■ Exercise goal ■
Skip the pictures and extract all of the lines exactly as written.

■ Data lines ■

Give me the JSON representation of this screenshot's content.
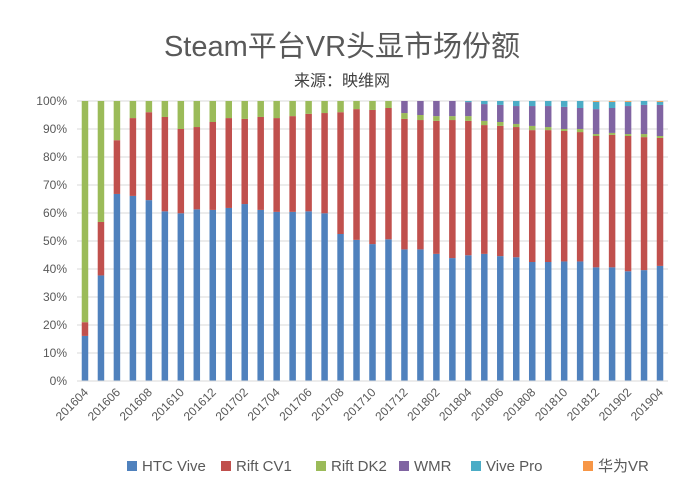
{
  "chart_data": {
    "type": "bar",
    "stacked": "percent",
    "title": "Steam平台VR头显市场份额",
    "subtitle": "来源：映维网",
    "xlabel": "",
    "ylabel": "",
    "ylim": [
      0,
      100
    ],
    "yticks": [
      "0%",
      "10%",
      "20%",
      "30%",
      "40%",
      "50%",
      "60%",
      "70%",
      "80%",
      "90%",
      "100%"
    ],
    "grid": true,
    "legend_position": "bottom",
    "categories": [
      "201604",
      "201605",
      "201606",
      "201607",
      "201608",
      "201609",
      "201610",
      "201611",
      "201612",
      "201701",
      "201702",
      "201703",
      "201704",
      "201705",
      "201706",
      "201707",
      "201708",
      "201709",
      "201710",
      "201711",
      "201712",
      "201801",
      "201802",
      "201803",
      "201804",
      "201805",
      "201806",
      "201807",
      "201808",
      "201809",
      "201810",
      "201811",
      "201812",
      "201901",
      "201902",
      "201903",
      "201904"
    ],
    "xtick_labels": [
      "201604",
      "201606",
      "201608",
      "201610",
      "201612",
      "201702",
      "201704",
      "201706",
      "201708",
      "201710",
      "201712",
      "201802",
      "201804",
      "201806",
      "201808",
      "201810",
      "201812",
      "201902",
      "201904"
    ],
    "series": [
      {
        "name": "HTC Vive",
        "color": "#4f81bd",
        "values": [
          16.1,
          37.7,
          66.8,
          66.1,
          64.6,
          60.6,
          59.9,
          61.3,
          61.1,
          61.8,
          63.2,
          61.1,
          60.4,
          60.4,
          60.6,
          59.9,
          52.5,
          50.4,
          48.9,
          50.6,
          47.0,
          47.0,
          45.4,
          43.9,
          44.9,
          45.4,
          44.6,
          44.2,
          42.5,
          42.5,
          42.7,
          42.7,
          40.6,
          40.6,
          39.2,
          39.6,
          41.1
        ]
      },
      {
        "name": "Rift CV1",
        "color": "#c0504d",
        "values": [
          4.9,
          19.1,
          19.2,
          27.8,
          31.4,
          33.7,
          30.1,
          29.4,
          31.4,
          32.1,
          30.4,
          33.2,
          33.5,
          34.2,
          34.8,
          35.8,
          43.5,
          46.7,
          47.9,
          46.9,
          46.6,
          46.2,
          47.5,
          49.3,
          48.0,
          46.0,
          46.5,
          46.5,
          47.1,
          47.1,
          46.6,
          46.2,
          46.9,
          47.3,
          48.3,
          47.5,
          45.7
        ]
      },
      {
        "name": "Rift DK2",
        "color": "#9bbb59",
        "values": [
          79.0,
          43.2,
          14.0,
          6.1,
          4.0,
          5.7,
          10.0,
          9.3,
          7.5,
          6.1,
          6.4,
          5.7,
          6.1,
          5.4,
          4.6,
          4.3,
          4.0,
          2.9,
          3.2,
          2.5,
          2.1,
          1.8,
          1.7,
          1.4,
          1.7,
          1.5,
          1.4,
          1.1,
          1.5,
          1.1,
          0.7,
          1.1,
          0.7,
          0.7,
          0.7,
          1.1,
          0.7
        ]
      },
      {
        "name": "WMR",
        "color": "#8064a2",
        "values": [
          0,
          0,
          0,
          0,
          0,
          0,
          0,
          0,
          0,
          0,
          0,
          0,
          0,
          0,
          0,
          0,
          0,
          0,
          0,
          0,
          4.3,
          5.0,
          5.4,
          5.4,
          5.0,
          6.0,
          6.1,
          6.4,
          7.1,
          7.5,
          7.9,
          7.5,
          8.9,
          8.9,
          10.0,
          10.4,
          11.1
        ]
      },
      {
        "name": "Vive Pro",
        "color": "#4bacc6",
        "values": [
          0,
          0,
          0,
          0,
          0,
          0,
          0,
          0,
          0,
          0,
          0,
          0,
          0,
          0,
          0,
          0,
          0,
          0,
          0,
          0,
          0,
          0,
          0,
          0,
          0.4,
          1.1,
          1.4,
          1.8,
          1.8,
          1.8,
          2.1,
          2.5,
          2.6,
          2.2,
          1.5,
          1.4,
          1.1
        ]
      },
      {
        "name": "华为VR",
        "color": "#f79646",
        "values": [
          0,
          0,
          0,
          0,
          0,
          0,
          0,
          0,
          0,
          0,
          0,
          0,
          0,
          0,
          0,
          0,
          0,
          0,
          0,
          0,
          0,
          0,
          0,
          0,
          0,
          0,
          0,
          0,
          0,
          0,
          0,
          0,
          0.3,
          0.3,
          0.3,
          0,
          0.3
        ]
      }
    ]
  }
}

■ Answer to this exercise ■
Give me the JSON representation of this screenshot's content.
{
  "chart_data": {
    "type": "bar",
    "stacked": "percent",
    "title": "Steam平台VR头显市场份额",
    "subtitle": "来源：映维网",
    "xlabel": "",
    "ylabel": "",
    "ylim": [
      0,
      100
    ],
    "yticks": [
      "0%",
      "10%",
      "20%",
      "30%",
      "40%",
      "50%",
      "60%",
      "70%",
      "80%",
      "90%",
      "100%"
    ],
    "grid": true,
    "legend_position": "bottom",
    "categories": [
      "201604",
      "201605",
      "201606",
      "201607",
      "201608",
      "201609",
      "201610",
      "201611",
      "201612",
      "201701",
      "201702",
      "201703",
      "201704",
      "201705",
      "201706",
      "201707",
      "201708",
      "201709",
      "201710",
      "201711",
      "201712",
      "201801",
      "201802",
      "201803",
      "201804",
      "201805",
      "201806",
      "201807",
      "201808",
      "201809",
      "201810",
      "201811",
      "201812",
      "201901",
      "201902",
      "201903",
      "201904"
    ],
    "xtick_labels": [
      "201604",
      "201606",
      "201608",
      "201610",
      "201612",
      "201702",
      "201704",
      "201706",
      "201708",
      "201710",
      "201712",
      "201802",
      "201804",
      "201806",
      "201808",
      "201810",
      "201812",
      "201902",
      "201904"
    ],
    "series": [
      {
        "name": "HTC Vive",
        "color": "#4f81bd",
        "values": [
          16.1,
          37.7,
          66.8,
          66.1,
          64.6,
          60.6,
          59.9,
          61.3,
          61.1,
          61.8,
          63.2,
          61.1,
          60.4,
          60.4,
          60.6,
          59.9,
          52.5,
          50.4,
          48.9,
          50.6,
          47.0,
          47.0,
          45.4,
          43.9,
          44.9,
          45.4,
          44.6,
          44.2,
          42.5,
          42.5,
          42.7,
          42.7,
          40.6,
          40.6,
          39.2,
          39.6,
          41.1
        ]
      },
      {
        "name": "Rift CV1",
        "color": "#c0504d",
        "values": [
          4.9,
          19.1,
          19.2,
          27.8,
          31.4,
          33.7,
          30.1,
          29.4,
          31.4,
          32.1,
          30.4,
          33.2,
          33.5,
          34.2,
          34.8,
          35.8,
          43.5,
          46.7,
          47.9,
          46.9,
          46.6,
          46.2,
          47.5,
          49.3,
          48.0,
          46.0,
          46.5,
          46.5,
          47.1,
          47.1,
          46.6,
          46.2,
          46.9,
          47.3,
          48.3,
          47.5,
          45.7
        ]
      },
      {
        "name": "Rift DK2",
        "color": "#9bbb59",
        "values": [
          79.0,
          43.2,
          14.0,
          6.1,
          4.0,
          5.7,
          10.0,
          9.3,
          7.5,
          6.1,
          6.4,
          5.7,
          6.1,
          5.4,
          4.6,
          4.3,
          4.0,
          2.9,
          3.2,
          2.5,
          2.1,
          1.8,
          1.7,
          1.4,
          1.7,
          1.5,
          1.4,
          1.1,
          1.5,
          1.1,
          0.7,
          1.1,
          0.7,
          0.7,
          0.7,
          1.1,
          0.7
        ]
      },
      {
        "name": "WMR",
        "color": "#8064a2",
        "values": [
          0,
          0,
          0,
          0,
          0,
          0,
          0,
          0,
          0,
          0,
          0,
          0,
          0,
          0,
          0,
          0,
          0,
          0,
          0,
          0,
          4.3,
          5.0,
          5.4,
          5.4,
          5.0,
          6.0,
          6.1,
          6.4,
          7.1,
          7.5,
          7.9,
          7.5,
          8.9,
          8.9,
          10.0,
          10.4,
          11.1
        ]
      },
      {
        "name": "Vive Pro",
        "color": "#4bacc6",
        "values": [
          0,
          0,
          0,
          0,
          0,
          0,
          0,
          0,
          0,
          0,
          0,
          0,
          0,
          0,
          0,
          0,
          0,
          0,
          0,
          0,
          0,
          0,
          0,
          0,
          0.4,
          1.1,
          1.4,
          1.8,
          1.8,
          1.8,
          2.1,
          2.5,
          2.6,
          2.2,
          1.5,
          1.4,
          1.1
        ]
      },
      {
        "name": "华为VR",
        "color": "#f79646",
        "values": [
          0,
          0,
          0,
          0,
          0,
          0,
          0,
          0,
          0,
          0,
          0,
          0,
          0,
          0,
          0,
          0,
          0,
          0,
          0,
          0,
          0,
          0,
          0,
          0,
          0,
          0,
          0,
          0,
          0,
          0,
          0,
          0,
          0.3,
          0.3,
          0.3,
          0,
          0.3
        ]
      }
    ]
  }
}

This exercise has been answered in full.